● **EXERCISE DESCRIPTION**:
Scan the material for the word "wider" and return every matching line.

● **RAW DATA**:

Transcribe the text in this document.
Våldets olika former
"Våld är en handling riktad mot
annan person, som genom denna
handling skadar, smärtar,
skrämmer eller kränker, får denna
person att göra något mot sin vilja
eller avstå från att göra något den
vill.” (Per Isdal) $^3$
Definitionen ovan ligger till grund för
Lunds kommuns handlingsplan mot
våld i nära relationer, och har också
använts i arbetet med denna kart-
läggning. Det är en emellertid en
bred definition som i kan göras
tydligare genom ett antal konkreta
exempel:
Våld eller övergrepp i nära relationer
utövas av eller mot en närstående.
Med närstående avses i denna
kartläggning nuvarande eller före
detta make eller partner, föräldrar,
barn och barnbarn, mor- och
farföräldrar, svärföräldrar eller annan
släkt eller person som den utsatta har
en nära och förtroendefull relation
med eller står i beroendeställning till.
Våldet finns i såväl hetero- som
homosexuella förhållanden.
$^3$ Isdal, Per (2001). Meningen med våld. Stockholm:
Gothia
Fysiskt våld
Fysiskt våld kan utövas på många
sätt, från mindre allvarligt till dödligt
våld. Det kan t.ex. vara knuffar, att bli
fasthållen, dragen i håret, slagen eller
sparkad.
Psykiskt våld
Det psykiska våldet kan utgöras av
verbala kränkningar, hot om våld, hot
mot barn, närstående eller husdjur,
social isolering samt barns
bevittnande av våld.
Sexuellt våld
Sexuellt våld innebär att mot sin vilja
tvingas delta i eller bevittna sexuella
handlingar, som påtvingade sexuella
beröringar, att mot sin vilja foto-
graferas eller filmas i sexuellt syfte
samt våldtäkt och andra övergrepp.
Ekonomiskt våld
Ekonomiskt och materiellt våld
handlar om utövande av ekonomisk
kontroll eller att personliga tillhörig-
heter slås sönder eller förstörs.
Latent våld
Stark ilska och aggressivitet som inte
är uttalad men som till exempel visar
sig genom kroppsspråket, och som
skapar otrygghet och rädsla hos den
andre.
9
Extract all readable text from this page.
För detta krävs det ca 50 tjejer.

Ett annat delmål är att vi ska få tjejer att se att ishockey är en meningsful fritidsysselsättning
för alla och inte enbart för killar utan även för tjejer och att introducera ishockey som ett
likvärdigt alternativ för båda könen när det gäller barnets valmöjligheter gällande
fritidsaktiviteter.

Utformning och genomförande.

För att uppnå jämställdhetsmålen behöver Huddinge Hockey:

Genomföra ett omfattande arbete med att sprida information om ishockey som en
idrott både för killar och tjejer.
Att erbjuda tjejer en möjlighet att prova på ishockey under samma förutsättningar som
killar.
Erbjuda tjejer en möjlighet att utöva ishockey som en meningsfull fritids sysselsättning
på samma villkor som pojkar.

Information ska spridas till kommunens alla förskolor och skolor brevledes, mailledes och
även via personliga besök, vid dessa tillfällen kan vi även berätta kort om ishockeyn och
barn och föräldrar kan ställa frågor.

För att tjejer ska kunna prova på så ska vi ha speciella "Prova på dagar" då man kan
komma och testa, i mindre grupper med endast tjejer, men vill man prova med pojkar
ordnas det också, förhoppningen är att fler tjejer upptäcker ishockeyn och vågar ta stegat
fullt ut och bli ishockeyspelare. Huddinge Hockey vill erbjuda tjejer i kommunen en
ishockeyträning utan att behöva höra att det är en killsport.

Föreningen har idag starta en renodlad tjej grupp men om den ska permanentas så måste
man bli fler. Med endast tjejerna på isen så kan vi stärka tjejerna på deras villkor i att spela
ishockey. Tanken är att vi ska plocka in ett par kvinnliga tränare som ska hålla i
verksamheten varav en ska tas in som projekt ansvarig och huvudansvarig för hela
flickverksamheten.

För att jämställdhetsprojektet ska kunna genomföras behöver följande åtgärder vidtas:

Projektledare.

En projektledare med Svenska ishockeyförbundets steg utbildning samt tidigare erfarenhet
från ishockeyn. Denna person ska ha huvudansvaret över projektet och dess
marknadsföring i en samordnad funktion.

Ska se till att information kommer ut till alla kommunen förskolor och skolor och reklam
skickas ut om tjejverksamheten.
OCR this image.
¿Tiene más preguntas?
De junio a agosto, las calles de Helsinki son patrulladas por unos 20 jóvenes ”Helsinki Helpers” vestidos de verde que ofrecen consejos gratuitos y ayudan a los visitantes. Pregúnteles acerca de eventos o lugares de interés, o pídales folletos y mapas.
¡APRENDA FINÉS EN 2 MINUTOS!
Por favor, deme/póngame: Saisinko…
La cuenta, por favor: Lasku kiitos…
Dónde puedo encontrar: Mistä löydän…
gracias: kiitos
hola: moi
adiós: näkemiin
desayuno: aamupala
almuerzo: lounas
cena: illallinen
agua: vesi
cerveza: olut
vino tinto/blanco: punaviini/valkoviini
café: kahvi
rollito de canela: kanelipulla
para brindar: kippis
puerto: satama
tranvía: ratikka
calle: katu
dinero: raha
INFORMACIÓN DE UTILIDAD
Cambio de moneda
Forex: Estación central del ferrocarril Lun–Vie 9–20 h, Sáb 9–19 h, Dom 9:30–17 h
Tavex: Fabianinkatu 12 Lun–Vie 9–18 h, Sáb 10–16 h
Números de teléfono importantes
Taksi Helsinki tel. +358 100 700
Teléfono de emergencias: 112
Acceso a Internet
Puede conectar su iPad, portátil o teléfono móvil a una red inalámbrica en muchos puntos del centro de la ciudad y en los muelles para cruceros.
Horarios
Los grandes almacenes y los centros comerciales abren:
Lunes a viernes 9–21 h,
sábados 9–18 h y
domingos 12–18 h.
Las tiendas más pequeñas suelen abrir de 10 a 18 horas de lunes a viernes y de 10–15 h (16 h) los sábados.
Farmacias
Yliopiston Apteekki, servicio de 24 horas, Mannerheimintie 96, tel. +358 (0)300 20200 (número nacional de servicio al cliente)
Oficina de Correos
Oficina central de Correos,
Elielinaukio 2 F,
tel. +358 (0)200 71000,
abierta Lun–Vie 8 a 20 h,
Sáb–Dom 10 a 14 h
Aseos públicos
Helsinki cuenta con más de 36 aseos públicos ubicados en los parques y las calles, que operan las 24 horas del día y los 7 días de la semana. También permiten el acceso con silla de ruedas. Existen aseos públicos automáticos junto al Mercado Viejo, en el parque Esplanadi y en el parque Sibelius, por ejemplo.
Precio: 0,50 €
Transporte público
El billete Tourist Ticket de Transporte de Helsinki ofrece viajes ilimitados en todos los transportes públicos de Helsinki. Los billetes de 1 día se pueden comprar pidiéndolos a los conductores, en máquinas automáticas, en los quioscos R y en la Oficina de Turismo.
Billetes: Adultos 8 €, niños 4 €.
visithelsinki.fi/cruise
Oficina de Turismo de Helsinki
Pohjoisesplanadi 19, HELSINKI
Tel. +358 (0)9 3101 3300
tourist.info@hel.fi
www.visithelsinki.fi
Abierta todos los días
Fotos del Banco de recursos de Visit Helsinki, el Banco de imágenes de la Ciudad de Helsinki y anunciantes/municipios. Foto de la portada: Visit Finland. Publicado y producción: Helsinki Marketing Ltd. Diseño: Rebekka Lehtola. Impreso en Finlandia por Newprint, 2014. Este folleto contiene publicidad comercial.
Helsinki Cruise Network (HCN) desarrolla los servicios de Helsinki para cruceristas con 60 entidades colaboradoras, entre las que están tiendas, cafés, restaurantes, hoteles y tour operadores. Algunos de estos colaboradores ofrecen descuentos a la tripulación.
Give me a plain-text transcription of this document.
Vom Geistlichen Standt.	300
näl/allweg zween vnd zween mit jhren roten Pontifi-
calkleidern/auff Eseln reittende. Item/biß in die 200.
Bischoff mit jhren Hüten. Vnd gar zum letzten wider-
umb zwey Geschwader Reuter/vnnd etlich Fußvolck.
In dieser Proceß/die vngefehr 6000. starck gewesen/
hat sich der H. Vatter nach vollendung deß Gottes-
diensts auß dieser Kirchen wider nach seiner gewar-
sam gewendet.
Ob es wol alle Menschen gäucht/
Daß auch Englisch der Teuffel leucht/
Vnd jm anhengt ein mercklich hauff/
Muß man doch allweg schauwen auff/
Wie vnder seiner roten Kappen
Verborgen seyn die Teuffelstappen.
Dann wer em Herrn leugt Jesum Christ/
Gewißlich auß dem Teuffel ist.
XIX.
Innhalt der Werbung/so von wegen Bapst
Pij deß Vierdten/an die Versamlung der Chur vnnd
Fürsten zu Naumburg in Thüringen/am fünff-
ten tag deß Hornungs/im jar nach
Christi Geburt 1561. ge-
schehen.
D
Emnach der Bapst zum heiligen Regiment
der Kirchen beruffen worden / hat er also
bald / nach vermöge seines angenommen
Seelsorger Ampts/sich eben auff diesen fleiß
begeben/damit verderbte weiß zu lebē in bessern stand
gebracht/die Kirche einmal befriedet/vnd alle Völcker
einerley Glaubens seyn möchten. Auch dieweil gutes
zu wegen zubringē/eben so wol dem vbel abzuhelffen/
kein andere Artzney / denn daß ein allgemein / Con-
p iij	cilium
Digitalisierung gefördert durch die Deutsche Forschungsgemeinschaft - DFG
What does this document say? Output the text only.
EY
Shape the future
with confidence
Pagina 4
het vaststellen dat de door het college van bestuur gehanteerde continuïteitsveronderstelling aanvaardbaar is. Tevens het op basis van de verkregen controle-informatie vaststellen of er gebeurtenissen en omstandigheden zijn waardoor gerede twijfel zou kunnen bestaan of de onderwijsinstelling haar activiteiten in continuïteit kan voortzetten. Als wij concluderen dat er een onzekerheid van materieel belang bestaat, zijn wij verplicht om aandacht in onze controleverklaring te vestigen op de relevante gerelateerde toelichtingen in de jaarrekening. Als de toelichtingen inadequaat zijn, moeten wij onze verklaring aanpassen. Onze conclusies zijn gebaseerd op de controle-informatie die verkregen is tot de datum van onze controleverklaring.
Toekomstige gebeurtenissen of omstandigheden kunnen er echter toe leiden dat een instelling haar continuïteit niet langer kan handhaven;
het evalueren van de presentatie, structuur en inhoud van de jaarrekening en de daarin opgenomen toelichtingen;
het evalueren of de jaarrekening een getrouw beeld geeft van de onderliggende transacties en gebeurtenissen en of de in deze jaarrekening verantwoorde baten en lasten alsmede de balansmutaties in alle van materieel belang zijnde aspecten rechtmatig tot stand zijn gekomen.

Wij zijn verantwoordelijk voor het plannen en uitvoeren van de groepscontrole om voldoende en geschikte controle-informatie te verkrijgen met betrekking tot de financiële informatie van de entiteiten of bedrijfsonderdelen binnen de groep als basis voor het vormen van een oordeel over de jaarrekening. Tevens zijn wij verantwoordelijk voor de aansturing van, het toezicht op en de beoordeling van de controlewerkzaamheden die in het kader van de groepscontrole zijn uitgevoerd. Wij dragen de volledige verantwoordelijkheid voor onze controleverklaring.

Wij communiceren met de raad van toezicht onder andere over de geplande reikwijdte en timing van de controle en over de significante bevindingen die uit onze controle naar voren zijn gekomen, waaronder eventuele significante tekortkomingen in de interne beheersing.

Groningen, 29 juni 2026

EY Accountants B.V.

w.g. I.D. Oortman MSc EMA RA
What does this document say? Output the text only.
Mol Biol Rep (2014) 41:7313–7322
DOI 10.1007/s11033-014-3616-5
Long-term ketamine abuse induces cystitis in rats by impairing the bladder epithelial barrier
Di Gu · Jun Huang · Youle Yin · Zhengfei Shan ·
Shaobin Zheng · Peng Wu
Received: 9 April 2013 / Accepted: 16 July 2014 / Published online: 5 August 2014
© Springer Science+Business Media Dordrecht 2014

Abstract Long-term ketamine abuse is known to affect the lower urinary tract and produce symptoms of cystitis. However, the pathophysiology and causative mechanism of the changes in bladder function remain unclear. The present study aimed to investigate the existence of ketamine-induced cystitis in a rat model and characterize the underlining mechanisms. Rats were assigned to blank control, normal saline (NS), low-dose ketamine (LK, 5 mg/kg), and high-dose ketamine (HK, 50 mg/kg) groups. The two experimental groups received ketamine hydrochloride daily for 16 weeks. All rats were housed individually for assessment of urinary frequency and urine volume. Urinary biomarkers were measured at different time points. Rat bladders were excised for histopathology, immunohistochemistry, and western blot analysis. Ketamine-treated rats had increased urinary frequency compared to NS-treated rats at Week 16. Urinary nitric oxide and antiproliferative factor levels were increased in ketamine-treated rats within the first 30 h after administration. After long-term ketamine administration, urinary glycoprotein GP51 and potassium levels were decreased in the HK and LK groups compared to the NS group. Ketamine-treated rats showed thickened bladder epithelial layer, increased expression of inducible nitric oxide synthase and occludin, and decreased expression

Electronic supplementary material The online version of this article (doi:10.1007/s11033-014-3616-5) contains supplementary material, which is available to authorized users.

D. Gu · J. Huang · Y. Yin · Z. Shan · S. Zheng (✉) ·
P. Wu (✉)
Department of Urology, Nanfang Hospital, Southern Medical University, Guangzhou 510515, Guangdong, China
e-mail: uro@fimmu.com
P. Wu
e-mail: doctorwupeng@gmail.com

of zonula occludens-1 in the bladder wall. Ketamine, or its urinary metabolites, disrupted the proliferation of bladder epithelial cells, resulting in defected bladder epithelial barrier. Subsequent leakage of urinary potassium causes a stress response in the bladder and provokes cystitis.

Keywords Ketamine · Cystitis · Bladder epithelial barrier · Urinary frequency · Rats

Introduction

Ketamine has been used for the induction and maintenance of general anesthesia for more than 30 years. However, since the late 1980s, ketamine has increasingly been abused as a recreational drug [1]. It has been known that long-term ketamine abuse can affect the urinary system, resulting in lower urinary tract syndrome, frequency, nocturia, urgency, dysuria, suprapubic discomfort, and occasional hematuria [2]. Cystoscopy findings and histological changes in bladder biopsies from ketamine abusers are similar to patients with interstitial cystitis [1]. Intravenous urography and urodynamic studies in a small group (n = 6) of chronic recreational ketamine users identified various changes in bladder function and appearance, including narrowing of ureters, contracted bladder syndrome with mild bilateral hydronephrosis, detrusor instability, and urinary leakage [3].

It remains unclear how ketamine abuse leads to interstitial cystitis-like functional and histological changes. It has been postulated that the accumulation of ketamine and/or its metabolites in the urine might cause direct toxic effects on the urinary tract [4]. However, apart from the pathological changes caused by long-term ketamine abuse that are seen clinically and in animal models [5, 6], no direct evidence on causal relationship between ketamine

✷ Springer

● **SOLVED EXERCISE**:
Bischoff mit jhren Hüten. Vnd gar zum letzten wider-
diensts auß dieser Kirchen wider nach seiner gewar-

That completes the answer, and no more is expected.